**Record set**
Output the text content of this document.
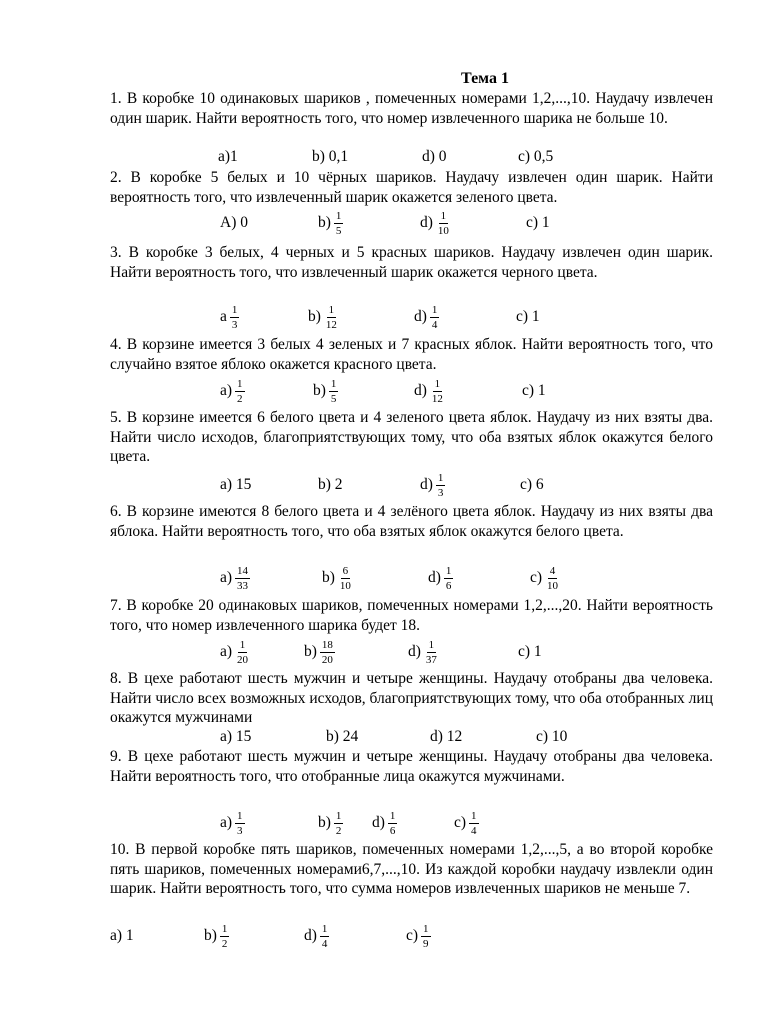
Тема 1

1. В коробке 10 одинаковых шариков , помеченных номерами 1,2,...,10. Наудачу извлечен один шарик. Найти вероятность того, что номер извлеченного шарика не больше 10.

a)1	b) 0,1	d) 0	c) 0,5

2. В коробке 5 белых и 10 чёрных шариков. Наудачу извлечен один шарик. Найти вероятность того, что извлеченный шарик окажется зеленого цвета.

A) 0	$b) \frac{1}{5}$	$d) \frac{1}{10}$	c) 1

3. В коробке 3 белых, 4 черных и 5 красных шариков. Наудачу извлечен один шарик. Найти вероятность того, что извлеченный шарик окажется черного цвета.

a $\frac{1}{3}$	$b) \frac{1}{12}$	$d) \frac{1}{4}$	c) 1

4. В корзине имеется 3 белых 4 зеленых и 7 красных яблок. Найти вероятность того, что случайно взятое яблоко окажется красного цвета.

$a) \frac{1}{2}$	$b) \frac{1}{5}$	$d) \frac{1}{12}$	c) 1

5. В корзине имеется 6 белого цвета и 4 зеленого цвета яблок. Наудачу из них взяты два. Найти число исходов, благоприятствующих тому, что оба взятых яблок окажутся белого цвета.

a) 15	b) 2	$d) \frac{1}{3}$	c) 6

6. В корзине имеются 8 белого цвета и 4 зелёного цвета яблок. Наудачу из них взяты два яблока. Найти вероятность того, что оба взятых яблок окажутся белого цвета.

$a) \frac{14}{33}$	$b) \frac{6}{10}$	$d) \frac{1}{6}$	$c) \frac{4}{10}$

7. В коробке 20 одинаковых шариков, помеченных номерами 1,2,...,20. Найти вероятность того, что номер извлеченного шарика будет 18.

$a) \frac{1}{20}$	$b) \frac{18}{20}$	$d) \frac{1}{37}$	c) 1

8. В цехе работают шесть мужчин и четыре женщины. Наудачу отобраны два человека. Найти число всех возможных исходов, благоприятствующих тому, что оба отобранных лиц окажутся мужчинами

a) 15	b) 24	d) 12	c) 10

9. В цехе работают шесть мужчин и четыре женщины. Наудачу отобраны два человека. Найти вероятность того, что отобранные лица окажутся мужчинами.

$a) \frac{1}{3}$	$b) \frac{1}{2} d) \frac{1}{6}$	$c) \frac{1}{4}$

10. В первой коробке пять шариков, помеченных номерами 1,2,...,5, а во второй коробке пять шариков, помеченных номерами6,7,...,10. Из каждой коробки наудачу извлекли один шарик. Найти вероятность того, что сумма номеров извлеченных шариков не меньше 7.

a) 1	$b) \frac{1}{2}$	$d) \frac{1}{4}$	$c) \frac{1}{9}$
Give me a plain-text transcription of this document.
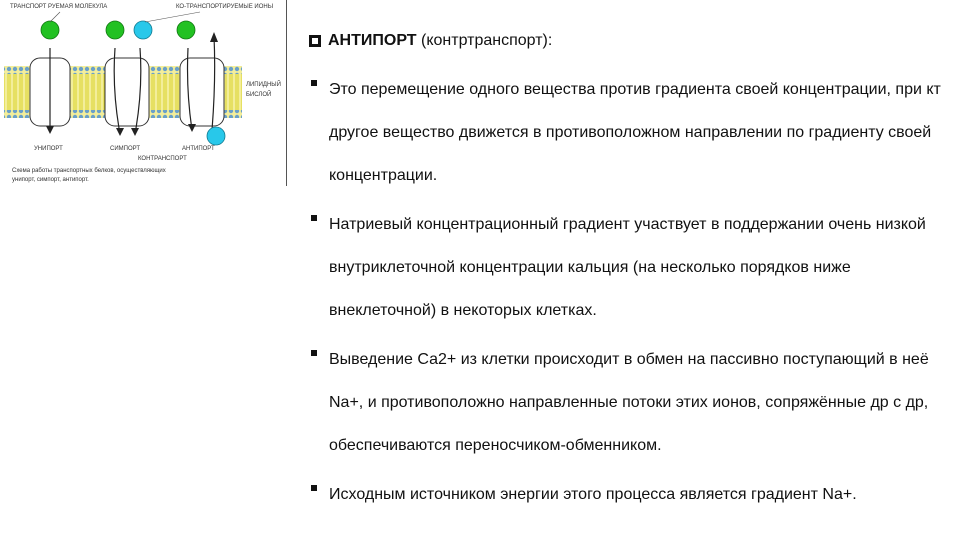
ТРАНСПОРТ РУЕМАЯ МОЛЕКУЛА	КО-ТРАНСПОРТИРУЕМЫЕ ИОНЫ
ЛИПИДНЫЙ
БИСЛОЙ
УНИПОРТ	СИМПОРТ	АНТИПОРТ
КОНТРАНСПОРТ
Схема работы транспортных белков, осуществляющих
унипорт, симпорт, антипорт.
АНТИПОРТ (контртранспорт):
Это перемещение одного вещества против градиента своей концентрации, при кт другое вещество движется в противоположном направлении по градиенту своей концентрации.
Натриевый концентрационный градиент участвует в поддержании очень низкой внутриклеточной концентрации кальция (на несколько порядков ниже внеклеточной) в некоторых клетках.
Выведение Са2+ из клетки происходит в обмен на пассивно поступающий в неё Na+, и противоположно направленные потоки этих ионов, сопряжённые др с др, обеспечиваются переносчиком-обменником.
Исходным источником энергии этого процесса является градиент Na+.
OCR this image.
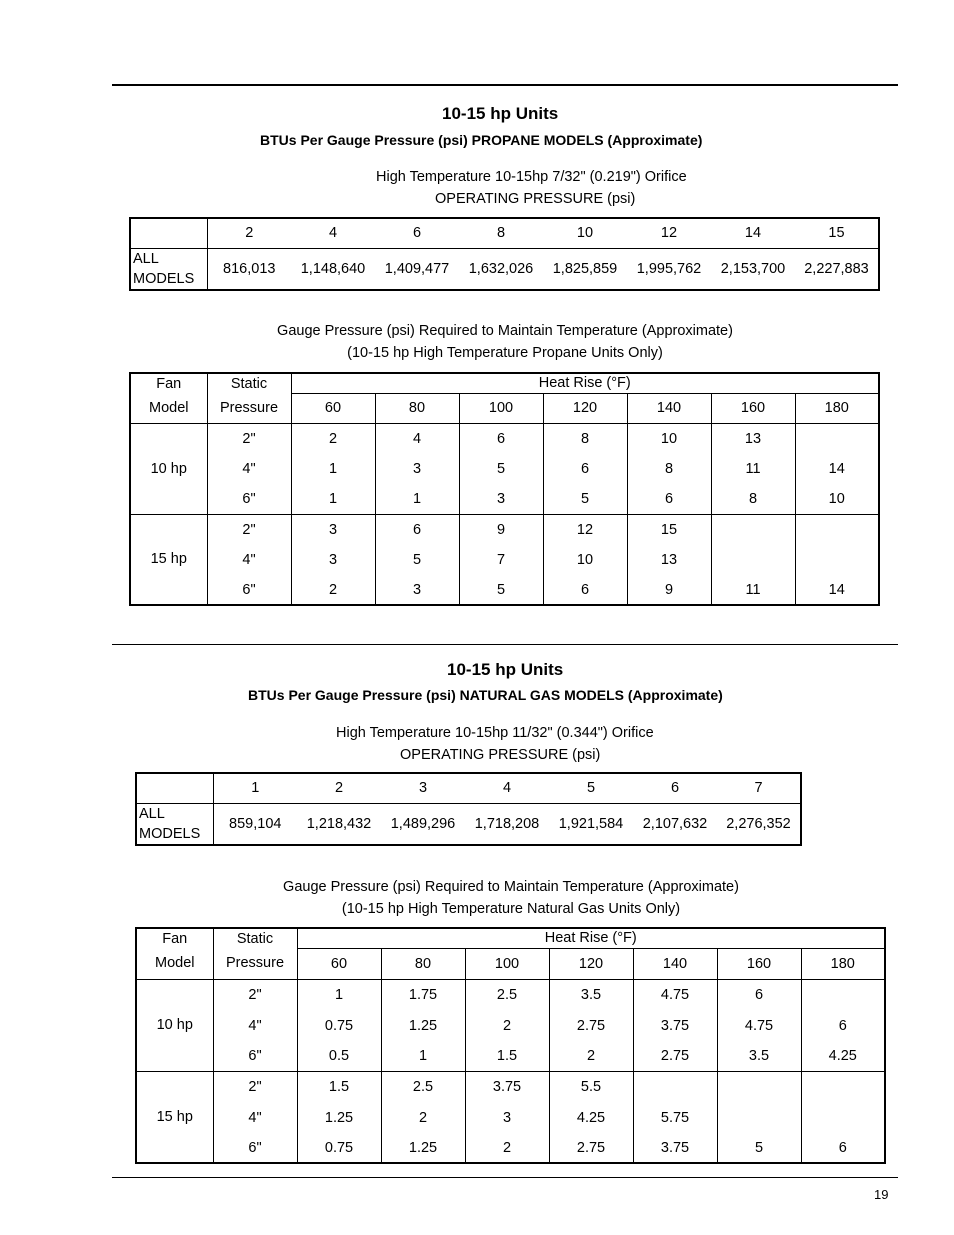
10-15 hp Units
BTUs Per Gauge Pressure (psi) PROPANE MODELS (Approximate)
High Temperature 10-15hp 7/32" (0.219") Orifice
OPERATING PRESSURE (psi)
	2	4	6	8	10	12	14	15
ALL
MODELS	816,013	1,148,640	1,409,477	1,632,026	1,825,859	1,995,762	2,153,700	2,227,883
Gauge Pressure (psi) Required to Maintain Temperature (Approximate)
(10-15 hp High Temperature Propane Units Only)
Fan	Static	Heat Rise (°F)						
Model	Pressure	60	80	100	120	140	160	180
10 hp	2"	2	4	6	8	10	13	
	4"	1	3	5	6	8	11	14
	6"	1	1	3	5	6	8	10
15 hp	2"	3	6	9	12	15		
	4"	3	5	7	10	13		
	6"	2	3	5	6	9	11	14
10-15 hp Units
BTUs Per Gauge Pressure (psi) NATURAL GAS MODELS (Approximate)
High Temperature 10-15hp 11/32" (0.344") Orifice
OPERATING PRESSURE (psi)
	1	2	3	4	5	6	7
ALL
MODELS	859,104	1,218,432	1,489,296	1,718,208	1,921,584	2,107,632	2,276,352
Gauge Pressure (psi) Required to Maintain Temperature (Approximate)
(10-15 hp High Temperature Natural Gas Units Only)
Fan	Static	Heat Rise (°F)						
Model	Pressure	60	80	100	120	140	160	180
10 hp	2"	1	1.75	2.5	3.5	4.75	6	
	4"	0.75	1.25	2	2.75	3.75	4.75	6
	6"	0.5	1	1.5	2	2.75	3.5	4.25
15 hp	2"	1.5	2.5	3.75	5.5			
	4"	1.25	2	3	4.25	5.75		
	6"	0.75	1.25	2	2.75	3.75	5	6
19
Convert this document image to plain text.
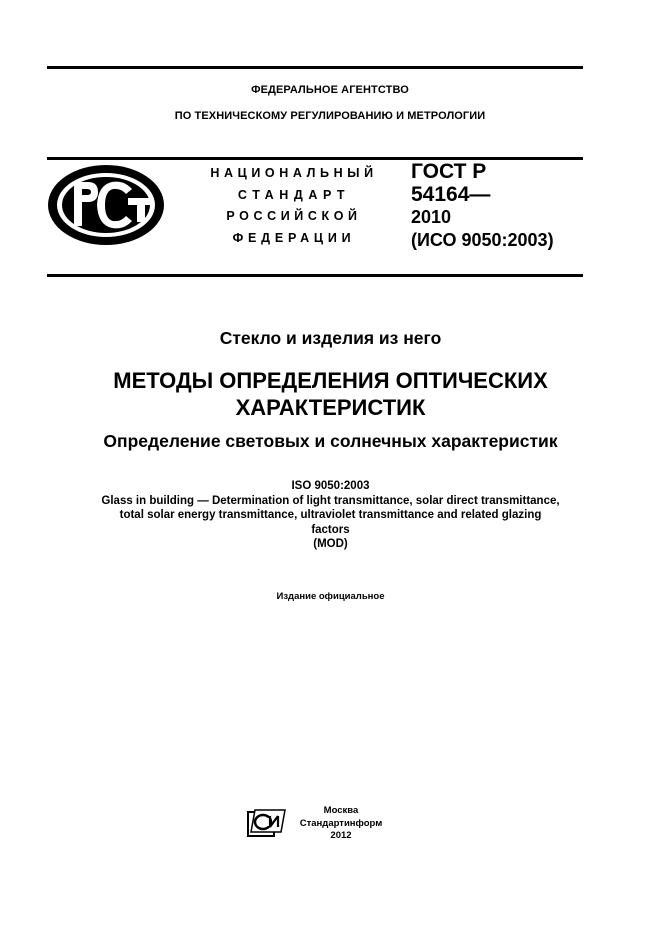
ФЕДЕРАЛЬНОЕ АГЕНТСТВО
ПО ТЕХНИЧЕСКОМУ РЕГУЛИРОВАНИЮ И МЕТРОЛОГИИ
НАЦИОНАЛЬНЫЙ
СТАНДАРТ
РОССИЙСКОЙ
ФЕДЕРАЦИИ
ГОСТ Р
54164—
2010
(ИСО 9050:2003)
Стекло и изделия из него
МЕТОДЫ ОПРЕДЕЛЕНИЯ ОПТИЧЕСКИХ
ХАРАКТЕРИСТИК
Определение световых и солнечных характеристик
ISO 9050:2003
Glass in building — Determination of light transmittance, solar direct transmittance,
total solar energy transmittance, ultraviolet transmittance and related glazing
factors
(MOD)
Издание официальное
Москва
Стандартинформ
2012
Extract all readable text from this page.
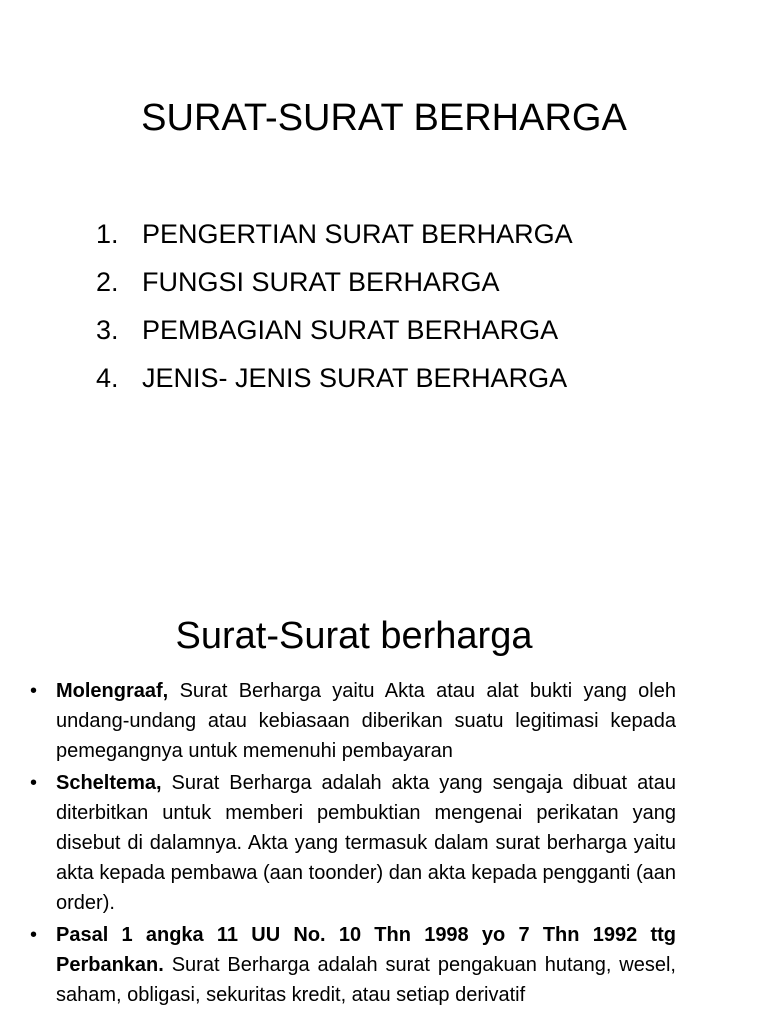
SURAT-SURAT BERHARGA
1. PENGERTIAN SURAT BERHARGA
2. FUNGSI SURAT BERHARGA
3. PEMBAGIAN SURAT BERHARGA
4. JENIS- JENIS SURAT BERHARGA
Surat-Surat berharga
• Molengraaf, Surat Berharga yaitu Akta atau alat bukti yang oleh undang-undang atau kebiasaan diberikan suatu legitimasi kepada pemegangnya untuk memenuhi pembayaran
• Scheltema, Surat Berharga adalah akta yang sengaja dibuat atau diterbitkan untuk memberi pembuktian mengenai perikatan yang disebut di dalamnya. Akta yang termasuk dalam surat berharga yaitu akta kepada pembawa (aan toonder) dan akta kepada pengganti (aan order).
• Pasal 1 angka 11 UU No. 10 Thn 1998 yo 7 Thn 1992 ttg Perbankan. Surat Berharga adalah surat pengakuan hutang, wesel, saham, obligasi, sekuritas kredit, atau setiap derivatif
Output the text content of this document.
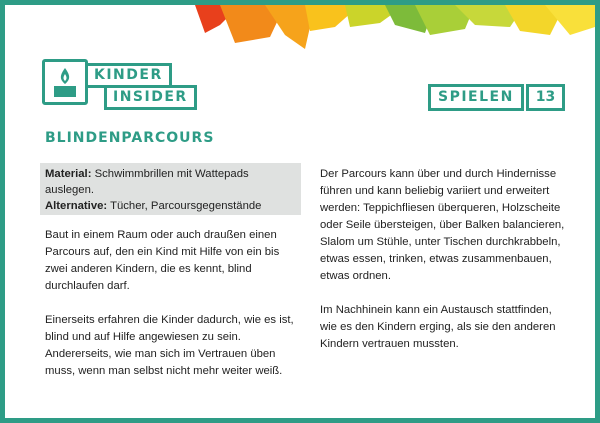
KINDER
INSIDER	SPIELEN	13
BLINDENPARCOURS
Material: Schwimmbrillen mit Wattepads auslegen.
Alternative: Tücher, Parcoursgegenstände

Baut in einem Raum oder auch draußen einen Parcours auf, den ein Kind mit Hilfe von ein bis zwei anderen Kindern, die es kennt, blind durchlaufen darf.

Einerseits erfahren die Kinder dadurch, wie es ist, blind und auf Hilfe angewiesen zu sein. Andererseits, wie man sich im Vertrauen üben muss, wenn man selbst nicht mehr weiter weiß.

Der Parcours kann über und durch Hindernisse führen und kann beliebig variiert und erweitert werden: Teppichfliesen überqueren, Holzscheite oder Seile übersteigen, über Balken balancieren, Slalom um Stühle, unter Tischen durchkrabbeln, etwas essen, trinken, etwas zusammenbauen, etwas ordnen.

Im Nachhinein kann ein Austausch stattfinden, wie es den Kindern erging, als sie den anderen Kindern vertrauen mussten.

**What the task asks**
Show all lines in the entries above where the word "Approximate" appears.

**Written response**
BTUs Per Gauge Pressure (psi) PROPANE MODELS (Approximate)
Gauge Pressure (psi) Required to Maintain Temperature (Approximate)
BTUs Per Gauge Pressure (psi) NATURAL GAS MODELS (Approximate)
Gauge Pressure (psi) Required to Maintain Temperature (Approximate)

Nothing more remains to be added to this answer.